» **To be done**: In the data below, find every line that has the string "Iron", and copy it.

» **Given records**:
[START]
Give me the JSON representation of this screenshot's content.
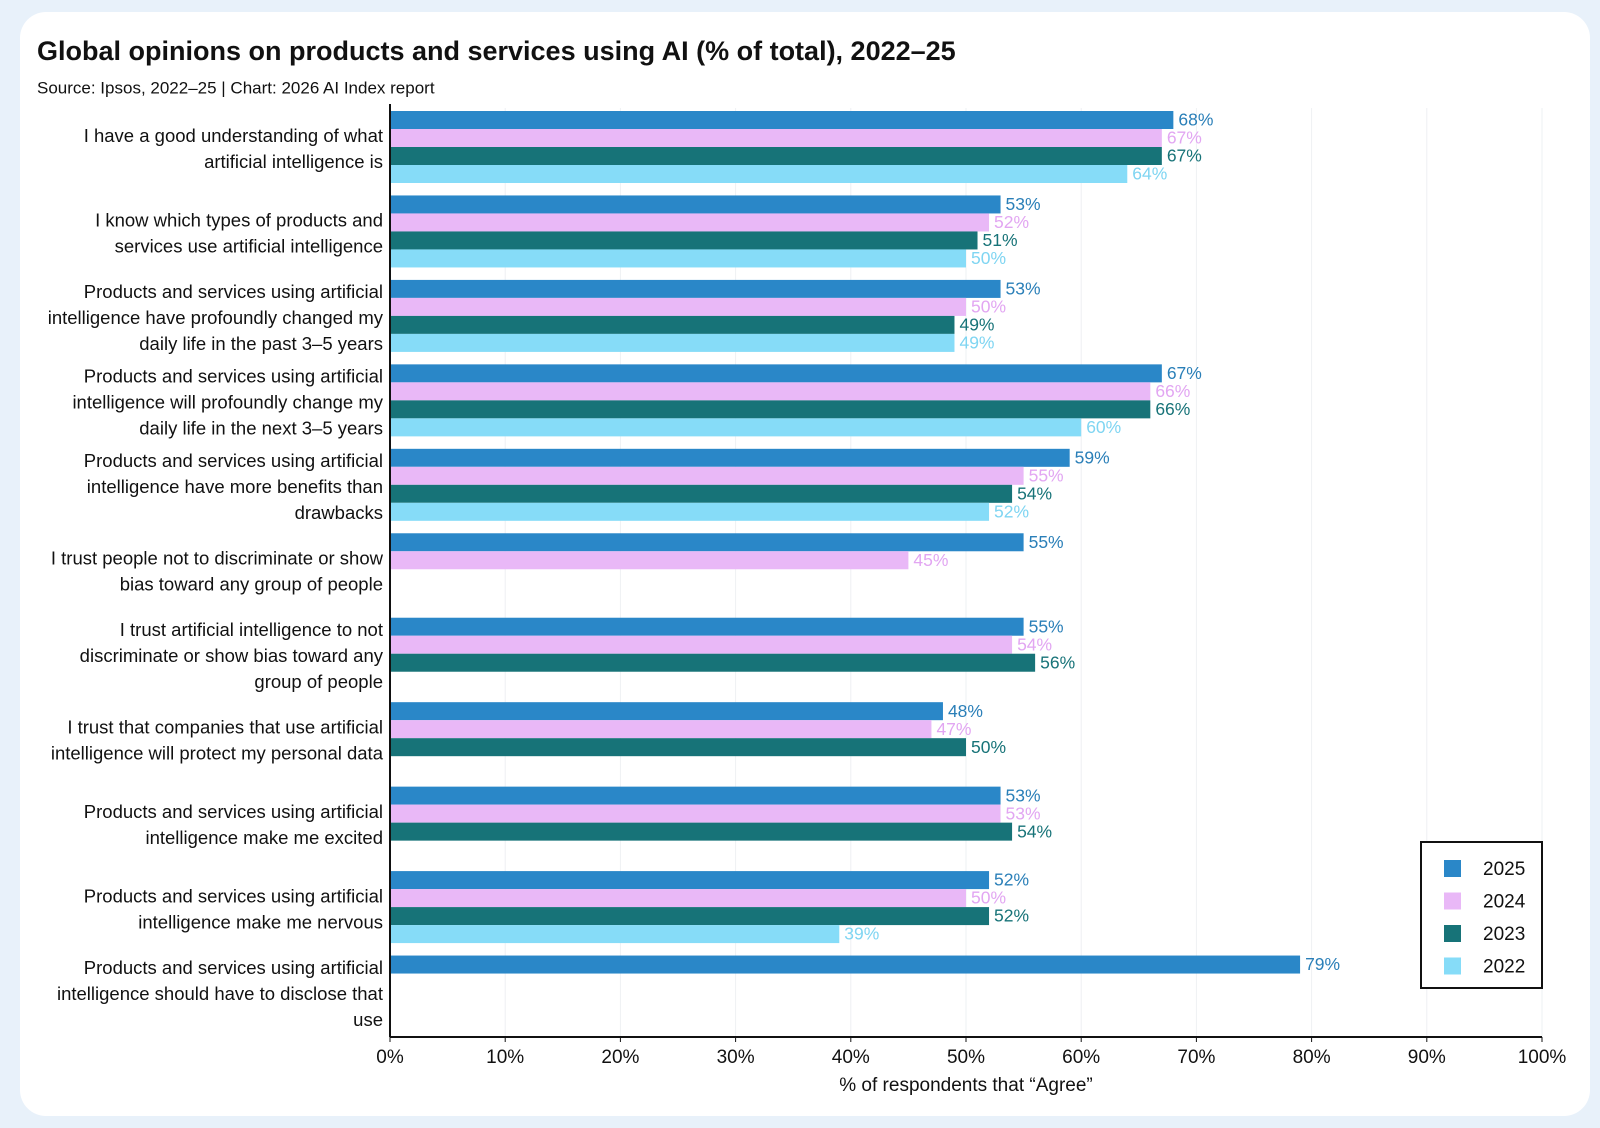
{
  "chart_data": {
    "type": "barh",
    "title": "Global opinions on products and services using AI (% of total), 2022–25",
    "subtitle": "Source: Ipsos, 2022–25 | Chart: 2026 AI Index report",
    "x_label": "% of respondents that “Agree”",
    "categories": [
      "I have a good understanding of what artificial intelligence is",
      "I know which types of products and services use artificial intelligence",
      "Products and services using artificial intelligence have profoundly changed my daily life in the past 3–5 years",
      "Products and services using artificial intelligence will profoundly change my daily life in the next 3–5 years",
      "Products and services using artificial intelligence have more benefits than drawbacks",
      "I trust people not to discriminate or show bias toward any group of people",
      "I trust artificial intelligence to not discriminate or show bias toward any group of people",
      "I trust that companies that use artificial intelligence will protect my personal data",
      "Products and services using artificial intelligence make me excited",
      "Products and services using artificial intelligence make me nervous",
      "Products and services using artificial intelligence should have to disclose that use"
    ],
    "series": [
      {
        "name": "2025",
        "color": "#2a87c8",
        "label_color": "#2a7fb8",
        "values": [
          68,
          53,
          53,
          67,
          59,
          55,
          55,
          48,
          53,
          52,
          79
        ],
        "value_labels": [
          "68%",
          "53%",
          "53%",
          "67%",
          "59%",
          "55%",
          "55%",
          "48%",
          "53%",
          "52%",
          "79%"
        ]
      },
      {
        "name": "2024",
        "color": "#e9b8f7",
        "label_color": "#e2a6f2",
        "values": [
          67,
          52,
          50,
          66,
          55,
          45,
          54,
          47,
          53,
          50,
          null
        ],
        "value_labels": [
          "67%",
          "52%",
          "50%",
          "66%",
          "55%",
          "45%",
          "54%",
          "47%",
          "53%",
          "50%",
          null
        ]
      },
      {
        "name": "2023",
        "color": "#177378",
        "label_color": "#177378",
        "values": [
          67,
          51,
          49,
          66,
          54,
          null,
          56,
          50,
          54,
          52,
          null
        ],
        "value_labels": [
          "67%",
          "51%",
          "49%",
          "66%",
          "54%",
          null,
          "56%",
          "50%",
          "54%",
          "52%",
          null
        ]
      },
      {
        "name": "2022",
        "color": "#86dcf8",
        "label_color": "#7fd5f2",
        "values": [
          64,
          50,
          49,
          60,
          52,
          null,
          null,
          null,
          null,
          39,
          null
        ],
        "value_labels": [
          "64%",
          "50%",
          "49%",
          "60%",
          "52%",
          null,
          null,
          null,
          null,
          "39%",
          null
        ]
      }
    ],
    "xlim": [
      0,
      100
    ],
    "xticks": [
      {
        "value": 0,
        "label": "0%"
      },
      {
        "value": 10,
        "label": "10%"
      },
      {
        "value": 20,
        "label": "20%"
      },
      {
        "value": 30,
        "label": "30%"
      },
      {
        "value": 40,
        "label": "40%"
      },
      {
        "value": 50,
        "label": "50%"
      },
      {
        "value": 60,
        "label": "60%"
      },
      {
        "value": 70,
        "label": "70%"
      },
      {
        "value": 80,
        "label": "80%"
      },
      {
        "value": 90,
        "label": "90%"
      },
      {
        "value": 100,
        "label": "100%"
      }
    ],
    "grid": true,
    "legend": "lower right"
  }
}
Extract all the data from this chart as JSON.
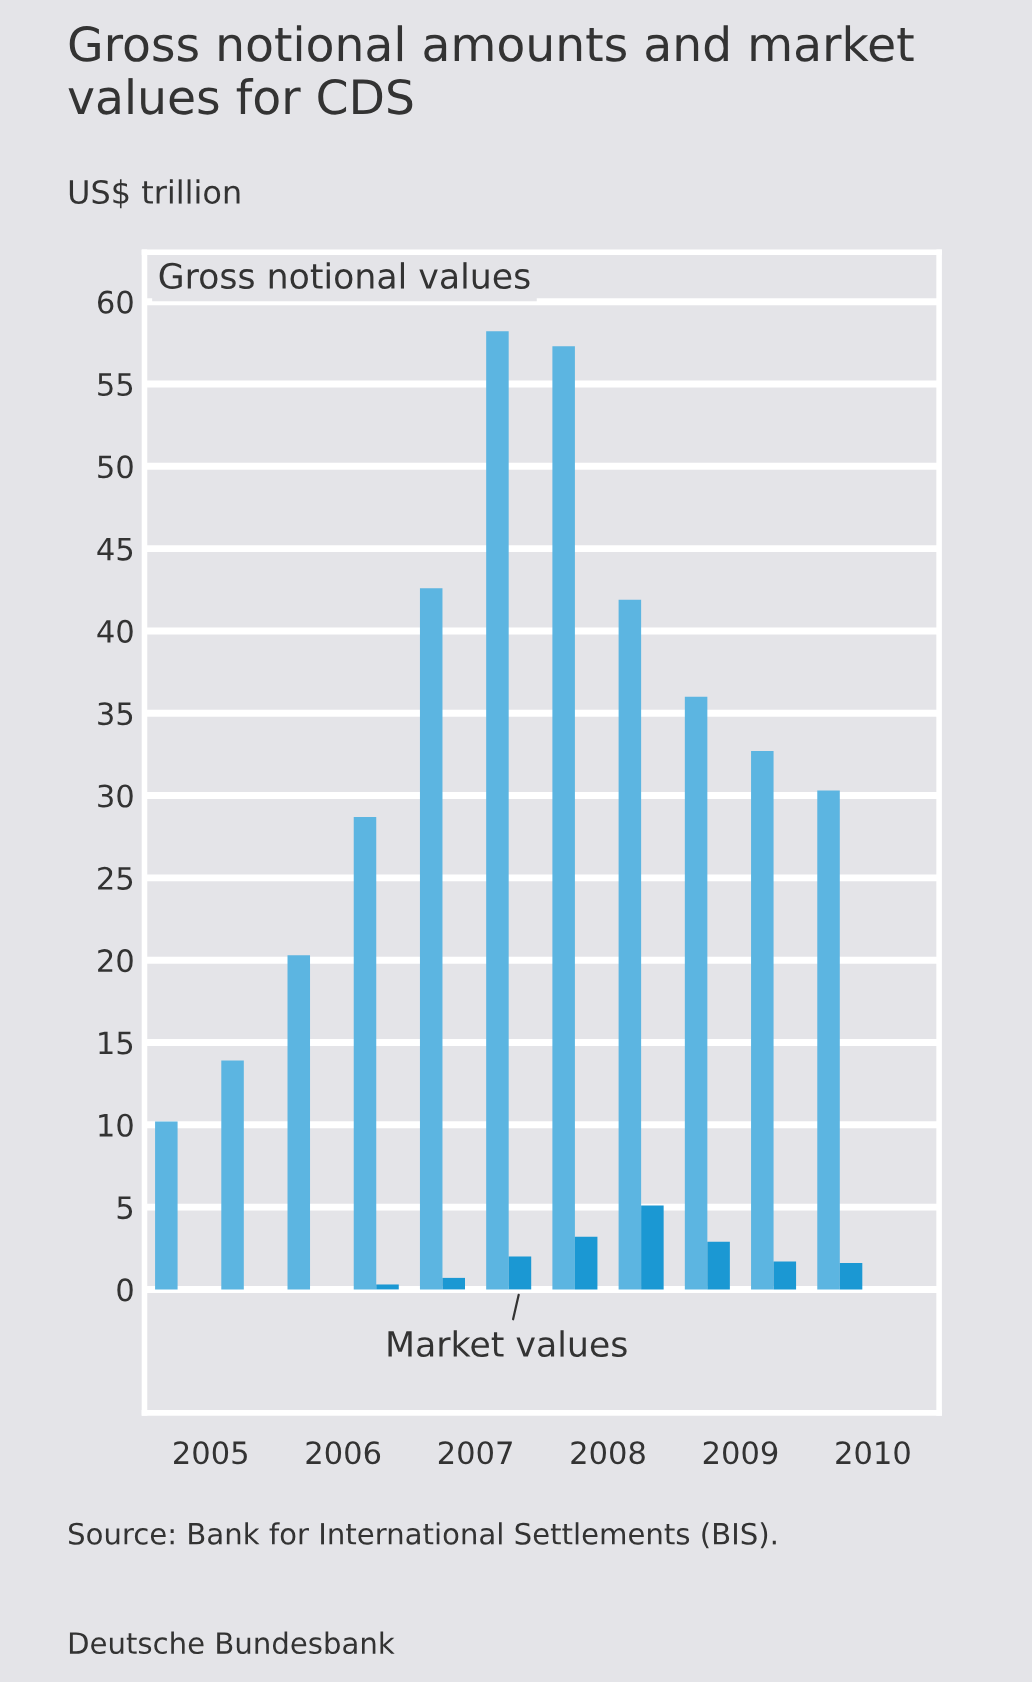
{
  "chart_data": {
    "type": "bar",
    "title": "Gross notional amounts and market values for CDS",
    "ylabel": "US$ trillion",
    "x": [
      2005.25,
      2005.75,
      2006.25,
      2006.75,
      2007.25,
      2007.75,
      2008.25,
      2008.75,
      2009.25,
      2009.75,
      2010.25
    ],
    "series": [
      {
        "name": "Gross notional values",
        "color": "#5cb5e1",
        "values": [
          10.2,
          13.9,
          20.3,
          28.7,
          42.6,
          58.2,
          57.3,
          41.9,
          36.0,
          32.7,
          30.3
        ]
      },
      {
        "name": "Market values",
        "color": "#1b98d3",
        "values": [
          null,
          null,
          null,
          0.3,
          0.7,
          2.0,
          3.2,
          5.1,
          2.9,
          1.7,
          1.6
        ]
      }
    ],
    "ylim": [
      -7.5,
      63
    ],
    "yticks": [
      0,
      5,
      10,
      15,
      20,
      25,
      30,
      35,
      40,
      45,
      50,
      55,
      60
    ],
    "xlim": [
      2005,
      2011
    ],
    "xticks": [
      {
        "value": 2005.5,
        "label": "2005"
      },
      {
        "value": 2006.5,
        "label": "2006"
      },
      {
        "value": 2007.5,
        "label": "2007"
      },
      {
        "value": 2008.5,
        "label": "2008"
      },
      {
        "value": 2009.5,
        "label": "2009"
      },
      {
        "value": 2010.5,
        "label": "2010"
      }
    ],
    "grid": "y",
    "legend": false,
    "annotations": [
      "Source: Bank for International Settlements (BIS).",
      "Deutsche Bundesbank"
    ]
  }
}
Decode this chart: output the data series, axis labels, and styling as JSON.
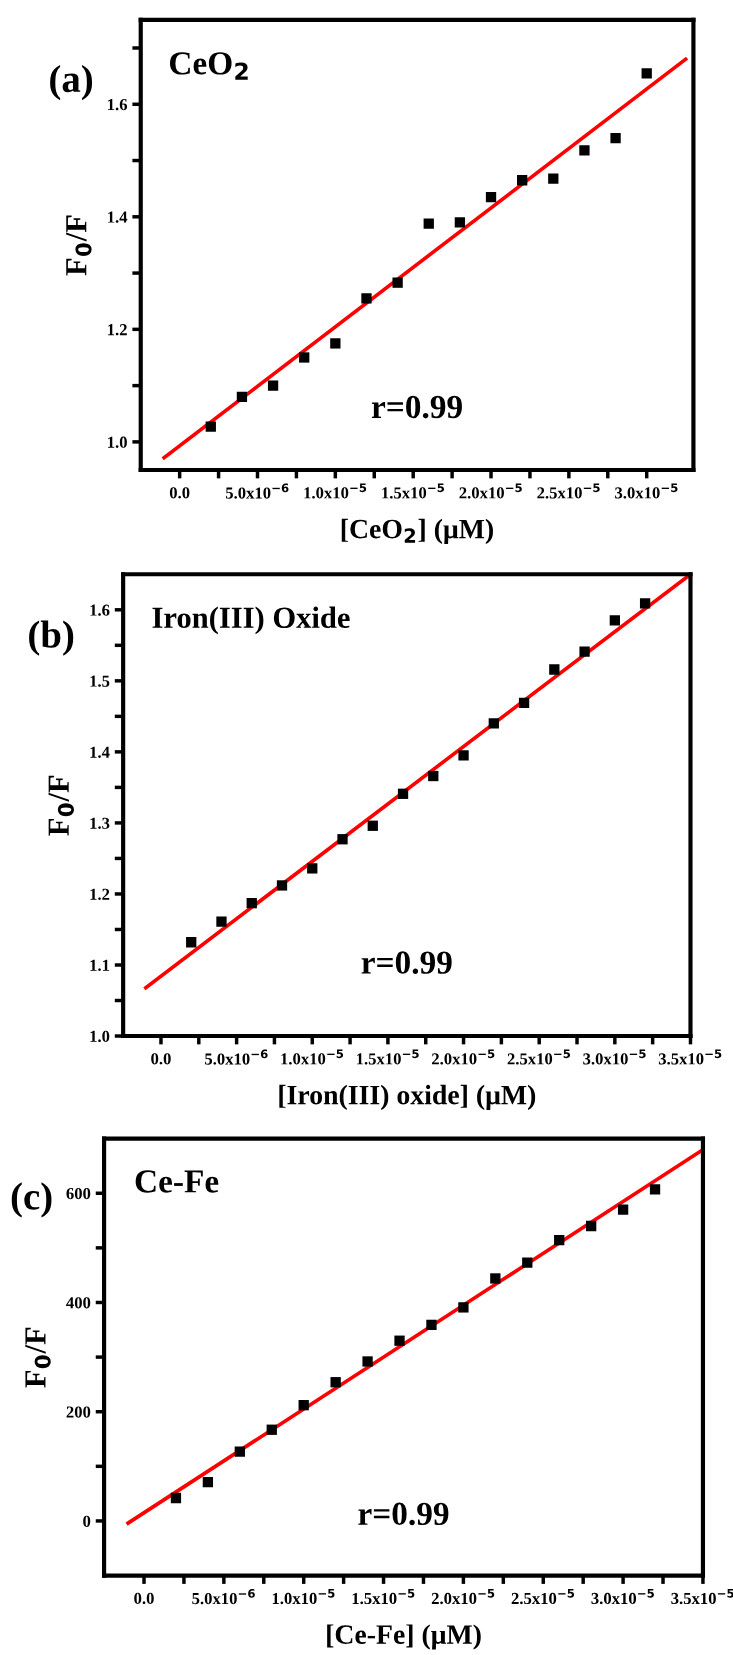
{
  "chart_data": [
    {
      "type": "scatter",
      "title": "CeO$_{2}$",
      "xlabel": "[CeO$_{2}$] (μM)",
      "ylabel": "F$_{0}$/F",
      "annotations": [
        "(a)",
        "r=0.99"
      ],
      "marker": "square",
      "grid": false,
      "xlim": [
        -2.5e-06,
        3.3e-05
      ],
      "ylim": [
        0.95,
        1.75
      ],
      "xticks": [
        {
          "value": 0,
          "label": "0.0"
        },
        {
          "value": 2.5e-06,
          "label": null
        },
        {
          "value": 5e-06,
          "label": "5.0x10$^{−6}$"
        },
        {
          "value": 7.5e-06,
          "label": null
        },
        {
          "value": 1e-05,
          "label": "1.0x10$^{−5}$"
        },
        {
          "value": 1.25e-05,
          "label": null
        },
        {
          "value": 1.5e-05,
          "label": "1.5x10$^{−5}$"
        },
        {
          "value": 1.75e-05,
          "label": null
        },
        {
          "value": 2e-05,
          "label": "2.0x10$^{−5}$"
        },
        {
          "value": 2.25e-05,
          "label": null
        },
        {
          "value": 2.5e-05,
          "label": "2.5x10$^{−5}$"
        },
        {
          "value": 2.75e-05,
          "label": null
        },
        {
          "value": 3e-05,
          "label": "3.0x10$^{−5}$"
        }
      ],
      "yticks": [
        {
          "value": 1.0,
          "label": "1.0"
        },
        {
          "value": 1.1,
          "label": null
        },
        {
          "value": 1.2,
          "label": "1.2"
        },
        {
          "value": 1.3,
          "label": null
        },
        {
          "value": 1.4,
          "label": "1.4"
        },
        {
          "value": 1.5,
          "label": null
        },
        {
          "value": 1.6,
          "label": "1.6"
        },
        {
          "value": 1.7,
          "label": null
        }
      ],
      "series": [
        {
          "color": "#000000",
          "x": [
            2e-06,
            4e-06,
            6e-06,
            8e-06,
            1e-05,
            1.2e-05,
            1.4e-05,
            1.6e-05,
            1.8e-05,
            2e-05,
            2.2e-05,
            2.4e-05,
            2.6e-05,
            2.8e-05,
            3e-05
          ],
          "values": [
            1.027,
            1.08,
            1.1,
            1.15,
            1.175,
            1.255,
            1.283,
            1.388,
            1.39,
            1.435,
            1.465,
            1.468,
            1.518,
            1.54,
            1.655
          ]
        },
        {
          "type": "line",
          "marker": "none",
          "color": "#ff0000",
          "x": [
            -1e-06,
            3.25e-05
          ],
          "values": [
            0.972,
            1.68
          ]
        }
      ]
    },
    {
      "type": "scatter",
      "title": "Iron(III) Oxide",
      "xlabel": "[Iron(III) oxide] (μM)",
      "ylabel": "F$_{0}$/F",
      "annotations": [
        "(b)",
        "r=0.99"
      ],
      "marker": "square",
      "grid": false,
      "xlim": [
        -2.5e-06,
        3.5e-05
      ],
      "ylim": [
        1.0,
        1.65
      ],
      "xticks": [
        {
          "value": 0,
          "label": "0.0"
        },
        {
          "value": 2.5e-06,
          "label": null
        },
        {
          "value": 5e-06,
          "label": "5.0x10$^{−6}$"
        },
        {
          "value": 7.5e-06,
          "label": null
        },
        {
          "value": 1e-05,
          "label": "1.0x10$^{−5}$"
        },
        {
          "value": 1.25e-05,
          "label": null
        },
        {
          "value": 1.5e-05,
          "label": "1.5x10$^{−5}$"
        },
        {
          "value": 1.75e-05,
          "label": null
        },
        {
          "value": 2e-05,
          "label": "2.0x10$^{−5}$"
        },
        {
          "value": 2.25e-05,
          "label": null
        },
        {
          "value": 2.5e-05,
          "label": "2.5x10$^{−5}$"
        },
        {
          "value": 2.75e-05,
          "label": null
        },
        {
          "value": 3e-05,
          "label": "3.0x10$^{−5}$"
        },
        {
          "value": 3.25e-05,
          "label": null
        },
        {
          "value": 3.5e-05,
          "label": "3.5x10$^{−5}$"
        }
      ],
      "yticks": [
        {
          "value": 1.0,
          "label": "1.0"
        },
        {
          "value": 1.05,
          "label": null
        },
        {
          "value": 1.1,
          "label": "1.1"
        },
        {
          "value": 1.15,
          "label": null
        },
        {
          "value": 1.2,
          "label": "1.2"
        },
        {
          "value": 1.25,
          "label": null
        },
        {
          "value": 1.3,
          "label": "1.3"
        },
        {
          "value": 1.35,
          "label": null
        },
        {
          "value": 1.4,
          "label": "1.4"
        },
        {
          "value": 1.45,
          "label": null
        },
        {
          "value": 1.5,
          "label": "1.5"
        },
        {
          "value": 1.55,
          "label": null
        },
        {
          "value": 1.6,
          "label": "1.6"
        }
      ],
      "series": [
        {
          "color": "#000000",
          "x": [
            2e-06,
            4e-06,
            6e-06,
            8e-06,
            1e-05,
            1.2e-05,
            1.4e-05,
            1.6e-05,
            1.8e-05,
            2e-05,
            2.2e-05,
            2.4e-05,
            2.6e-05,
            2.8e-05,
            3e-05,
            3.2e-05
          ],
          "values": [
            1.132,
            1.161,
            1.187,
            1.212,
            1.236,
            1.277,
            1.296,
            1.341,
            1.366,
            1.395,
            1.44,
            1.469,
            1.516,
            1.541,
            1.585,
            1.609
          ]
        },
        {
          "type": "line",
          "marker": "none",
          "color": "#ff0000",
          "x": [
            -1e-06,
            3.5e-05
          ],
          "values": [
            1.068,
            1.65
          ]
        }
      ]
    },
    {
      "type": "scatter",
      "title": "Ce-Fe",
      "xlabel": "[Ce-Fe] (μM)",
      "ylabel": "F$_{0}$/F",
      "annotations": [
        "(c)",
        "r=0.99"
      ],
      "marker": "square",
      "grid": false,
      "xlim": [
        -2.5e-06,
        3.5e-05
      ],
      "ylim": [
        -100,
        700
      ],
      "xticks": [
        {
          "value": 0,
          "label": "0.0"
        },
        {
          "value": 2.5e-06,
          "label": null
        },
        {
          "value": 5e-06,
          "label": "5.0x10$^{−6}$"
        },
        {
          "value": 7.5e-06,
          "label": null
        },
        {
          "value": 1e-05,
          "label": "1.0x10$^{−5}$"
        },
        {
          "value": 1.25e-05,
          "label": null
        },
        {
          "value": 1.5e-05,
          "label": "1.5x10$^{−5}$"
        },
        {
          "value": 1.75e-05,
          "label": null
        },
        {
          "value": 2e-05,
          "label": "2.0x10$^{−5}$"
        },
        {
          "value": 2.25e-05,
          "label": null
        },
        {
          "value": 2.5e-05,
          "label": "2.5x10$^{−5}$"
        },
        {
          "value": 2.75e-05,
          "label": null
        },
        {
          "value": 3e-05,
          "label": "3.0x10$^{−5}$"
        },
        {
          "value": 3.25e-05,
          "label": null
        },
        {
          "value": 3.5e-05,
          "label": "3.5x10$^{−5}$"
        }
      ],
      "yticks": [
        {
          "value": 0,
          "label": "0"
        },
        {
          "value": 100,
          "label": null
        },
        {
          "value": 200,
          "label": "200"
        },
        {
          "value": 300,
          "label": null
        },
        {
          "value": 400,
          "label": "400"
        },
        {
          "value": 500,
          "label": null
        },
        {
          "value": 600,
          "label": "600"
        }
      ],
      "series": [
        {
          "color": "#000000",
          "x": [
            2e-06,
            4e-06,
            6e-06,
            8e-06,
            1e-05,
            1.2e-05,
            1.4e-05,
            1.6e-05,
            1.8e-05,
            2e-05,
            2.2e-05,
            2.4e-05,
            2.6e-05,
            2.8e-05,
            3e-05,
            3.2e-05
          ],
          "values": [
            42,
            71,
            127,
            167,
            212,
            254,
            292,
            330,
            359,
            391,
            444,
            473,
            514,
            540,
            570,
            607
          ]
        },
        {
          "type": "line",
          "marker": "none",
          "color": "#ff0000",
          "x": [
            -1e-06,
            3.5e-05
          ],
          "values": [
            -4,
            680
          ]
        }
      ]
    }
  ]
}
[END]
» **Task output**:
      "title": "Iron(III) Oxide",
      "xlabel": "[Iron(III) oxide] (μM)",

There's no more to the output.